• _Supplied material_

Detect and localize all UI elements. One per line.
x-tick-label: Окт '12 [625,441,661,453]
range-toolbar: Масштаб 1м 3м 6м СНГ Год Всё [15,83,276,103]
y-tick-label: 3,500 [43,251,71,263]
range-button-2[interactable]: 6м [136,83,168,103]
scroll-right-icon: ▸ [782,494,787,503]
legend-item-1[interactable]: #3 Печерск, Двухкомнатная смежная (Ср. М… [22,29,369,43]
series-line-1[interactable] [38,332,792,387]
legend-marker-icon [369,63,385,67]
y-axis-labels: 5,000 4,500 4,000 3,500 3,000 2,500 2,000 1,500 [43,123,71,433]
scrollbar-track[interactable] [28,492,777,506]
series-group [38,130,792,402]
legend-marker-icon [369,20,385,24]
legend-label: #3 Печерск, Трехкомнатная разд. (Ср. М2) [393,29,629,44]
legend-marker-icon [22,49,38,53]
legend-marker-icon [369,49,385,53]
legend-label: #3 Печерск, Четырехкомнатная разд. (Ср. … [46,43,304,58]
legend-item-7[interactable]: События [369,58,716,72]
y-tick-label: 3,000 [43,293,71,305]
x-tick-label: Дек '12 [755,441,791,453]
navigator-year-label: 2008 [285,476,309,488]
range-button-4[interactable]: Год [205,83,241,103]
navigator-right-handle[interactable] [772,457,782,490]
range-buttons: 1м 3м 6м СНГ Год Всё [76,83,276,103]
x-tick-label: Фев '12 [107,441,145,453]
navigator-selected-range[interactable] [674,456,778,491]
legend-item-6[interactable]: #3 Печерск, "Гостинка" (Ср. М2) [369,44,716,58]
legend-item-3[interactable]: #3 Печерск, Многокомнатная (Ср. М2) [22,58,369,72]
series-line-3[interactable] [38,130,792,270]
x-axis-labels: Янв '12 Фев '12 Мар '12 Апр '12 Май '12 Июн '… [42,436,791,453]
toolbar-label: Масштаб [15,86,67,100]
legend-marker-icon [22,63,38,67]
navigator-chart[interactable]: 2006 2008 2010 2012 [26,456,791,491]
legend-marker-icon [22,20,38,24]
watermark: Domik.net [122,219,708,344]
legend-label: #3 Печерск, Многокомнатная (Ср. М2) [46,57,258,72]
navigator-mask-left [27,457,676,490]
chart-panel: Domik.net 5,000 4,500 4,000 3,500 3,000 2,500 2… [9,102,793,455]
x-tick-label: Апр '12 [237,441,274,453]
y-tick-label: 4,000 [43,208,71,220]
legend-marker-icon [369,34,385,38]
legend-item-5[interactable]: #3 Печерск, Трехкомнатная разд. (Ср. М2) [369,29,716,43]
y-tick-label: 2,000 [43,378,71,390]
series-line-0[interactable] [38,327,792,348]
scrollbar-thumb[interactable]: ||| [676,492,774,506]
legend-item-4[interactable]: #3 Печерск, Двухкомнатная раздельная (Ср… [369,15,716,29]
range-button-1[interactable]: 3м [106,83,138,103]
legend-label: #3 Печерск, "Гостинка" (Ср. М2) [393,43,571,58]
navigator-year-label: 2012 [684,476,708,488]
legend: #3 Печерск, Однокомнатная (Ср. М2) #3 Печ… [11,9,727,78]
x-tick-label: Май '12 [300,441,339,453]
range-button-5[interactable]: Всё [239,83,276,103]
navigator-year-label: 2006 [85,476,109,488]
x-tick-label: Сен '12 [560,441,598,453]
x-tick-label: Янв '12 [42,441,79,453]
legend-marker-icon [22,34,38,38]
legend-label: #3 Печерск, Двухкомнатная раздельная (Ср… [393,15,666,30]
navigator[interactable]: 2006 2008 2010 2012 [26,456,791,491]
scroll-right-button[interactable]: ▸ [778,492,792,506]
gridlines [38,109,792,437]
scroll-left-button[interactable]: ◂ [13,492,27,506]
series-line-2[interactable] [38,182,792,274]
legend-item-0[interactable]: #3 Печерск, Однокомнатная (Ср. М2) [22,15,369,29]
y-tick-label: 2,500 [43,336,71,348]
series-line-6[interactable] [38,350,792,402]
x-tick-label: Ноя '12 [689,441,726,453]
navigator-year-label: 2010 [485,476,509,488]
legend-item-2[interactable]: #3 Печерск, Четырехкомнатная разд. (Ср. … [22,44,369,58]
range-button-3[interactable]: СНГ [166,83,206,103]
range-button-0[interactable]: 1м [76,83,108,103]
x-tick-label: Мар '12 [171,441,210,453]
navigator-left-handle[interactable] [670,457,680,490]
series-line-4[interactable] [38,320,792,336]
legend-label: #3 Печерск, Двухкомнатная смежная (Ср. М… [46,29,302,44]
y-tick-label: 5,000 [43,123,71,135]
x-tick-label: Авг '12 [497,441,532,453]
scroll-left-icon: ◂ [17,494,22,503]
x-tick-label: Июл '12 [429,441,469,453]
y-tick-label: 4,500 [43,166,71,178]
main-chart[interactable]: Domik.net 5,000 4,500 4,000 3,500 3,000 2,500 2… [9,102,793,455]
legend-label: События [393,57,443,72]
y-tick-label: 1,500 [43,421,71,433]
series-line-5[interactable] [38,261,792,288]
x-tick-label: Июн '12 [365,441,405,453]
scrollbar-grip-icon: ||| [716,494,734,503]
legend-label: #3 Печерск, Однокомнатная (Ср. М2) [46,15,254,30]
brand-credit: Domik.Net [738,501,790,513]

• _What is expected_
Rewrite all of the records, replacing "legend-marker-icon" with "legend-swatch" wherever it occurs and keeping everything else the same.

• _Written reply_
Detect and localize all UI elements. One per line.
x-tick-label: Окт '12 [625,441,661,453]
range-toolbar: Масштаб 1м 3м 6м СНГ Год Всё [15,83,276,103]
y-tick-label: 3,500 [43,251,71,263]
range-button-2[interactable]: 6м [136,83,168,103]
scroll-right-icon: ▸ [782,494,787,503]
legend-item-1[interactable]: #3 Печерск, Двухкомнатная смежная (Ср. М… [22,29,369,43]
series-line-1[interactable] [38,332,792,387]
legend-swatch [369,63,385,67]
y-axis-labels: 5,000 4,500 4,000 3,500 3,000 2,500 2,000 1,500 [43,123,71,433]
scrollbar-track[interactable] [28,492,777,506]
series-group [38,130,792,402]
legend-swatch [369,20,385,24]
legend-label: #3 Печерск, Трехкомнатная разд. (Ср. М2) [393,29,629,44]
legend-swatch [22,49,38,53]
legend-swatch [369,49,385,53]
legend-label: #3 Печерск, Четырехкомнатная разд. (Ср. … [46,43,304,58]
legend-item-7[interactable]: События [369,58,716,72]
y-tick-label: 3,000 [43,293,71,305]
x-tick-label: Дек '12 [755,441,791,453]
navigator-year-label: 2008 [285,476,309,488]
range-button-4[interactable]: Год [205,83,241,103]
navigator-right-handle[interactable] [772,457,782,490]
range-buttons: 1м 3м 6м СНГ Год Всё [76,83,276,103]
x-tick-label: Фев '12 [107,441,145,453]
navigator-selected-range[interactable] [674,456,778,491]
legend-item-6[interactable]: #3 Печерск, "Гостинка" (Ср. М2) [369,44,716,58]
legend-item-3[interactable]: #3 Печерск, Многокомнатная (Ср. М2) [22,58,369,72]
series-line-3[interactable] [38,130,792,270]
x-axis-labels: Янв '12 Фев '12 Мар '12 Апр '12 Май '12 Июн '… [42,436,791,453]
toolbar-label: Масштаб [15,86,67,100]
legend-swatch [22,63,38,67]
navigator-chart[interactable]: 2006 2008 2010 2012 [26,456,791,491]
legend-swatch [22,20,38,24]
watermark: Domik.net [122,219,708,344]
legend-label: #3 Печерск, Многокомнатная (Ср. М2) [46,57,258,72]
navigator-mask-left [27,457,676,490]
chart-panel: Domik.net 5,000 4,500 4,000 3,500 3,000 2,500 2… [9,102,793,455]
x-tick-label: Апр '12 [237,441,274,453]
y-tick-label: 4,000 [43,208,71,220]
legend-swatch [369,34,385,38]
legend-item-5[interactable]: #3 Печерск, Трехкомнатная разд. (Ср. М2) [369,29,716,43]
y-tick-label: 2,000 [43,378,71,390]
series-line-0[interactable] [38,327,792,348]
scrollbar-thumb[interactable]: ||| [676,492,774,506]
legend-item-4[interactable]: #3 Печерск, Двухкомнатная раздельная (Ср… [369,15,716,29]
range-button-1[interactable]: 3м [106,83,138,103]
legend-label: #3 Печерск, "Гостинка" (Ср. М2) [393,43,571,58]
navigator-year-label: 2012 [684,476,708,488]
legend: #3 Печерск, Однокомнатная (Ср. М2) #3 Печ… [11,9,727,78]
x-tick-label: Май '12 [300,441,339,453]
range-button-5[interactable]: Всё [239,83,276,103]
navigator-year-label: 2006 [85,476,109,488]
x-tick-label: Сен '12 [560,441,598,453]
x-tick-label: Янв '12 [42,441,79,453]
legend-swatch [22,34,38,38]
legend-label: #3 Печерск, Двухкомнатная раздельная (Ср… [393,15,666,30]
navigator[interactable]: 2006 2008 2010 2012 [26,456,791,491]
scroll-right-button[interactable]: ▸ [778,492,792,506]
gridlines [38,109,792,437]
scroll-left-button[interactable]: ◂ [13,492,27,506]
series-line-2[interactable] [38,182,792,274]
legend-item-0[interactable]: #3 Печерск, Однокомнатная (Ср. М2) [22,15,369,29]
y-tick-label: 2,500 [43,336,71,348]
series-line-6[interactable] [38,350,792,402]
x-tick-label: Ноя '12 [689,441,726,453]
navigator-year-label: 2010 [485,476,509,488]
legend-item-2[interactable]: #3 Печерск, Четырехкомнатная разд. (Ср. … [22,44,369,58]
range-button-3[interactable]: СНГ [166,83,206,103]
range-button-0[interactable]: 1м [76,83,108,103]
x-tick-label: Мар '12 [171,441,210,453]
navigator-left-handle[interactable] [670,457,680,490]
series-line-4[interactable] [38,320,792,336]
legend-label: #3 Печерск, Двухкомнатная смежная (Ср. М… [46,29,302,44]
y-tick-label: 5,000 [43,123,71,135]
x-tick-label: Авг '12 [497,441,532,453]
scroll-left-icon: ◂ [17,494,22,503]
x-tick-label: Июл '12 [429,441,469,453]
y-tick-label: 4,500 [43,166,71,178]
main-chart[interactable]: Domik.net 5,000 4,500 4,000 3,500 3,000 2,500 2… [9,102,793,455]
legend-label: События [393,57,443,72]
y-tick-label: 1,500 [43,421,71,433]
series-line-5[interactable] [38,261,792,288]
x-tick-label: Июн '12 [365,441,405,453]
scrollbar-grip-icon: ||| [716,494,734,503]
legend-label: #3 Печерск, Однокомнатная (Ср. М2) [46,15,254,30]
brand-credit: Domik.Net [738,501,790,513]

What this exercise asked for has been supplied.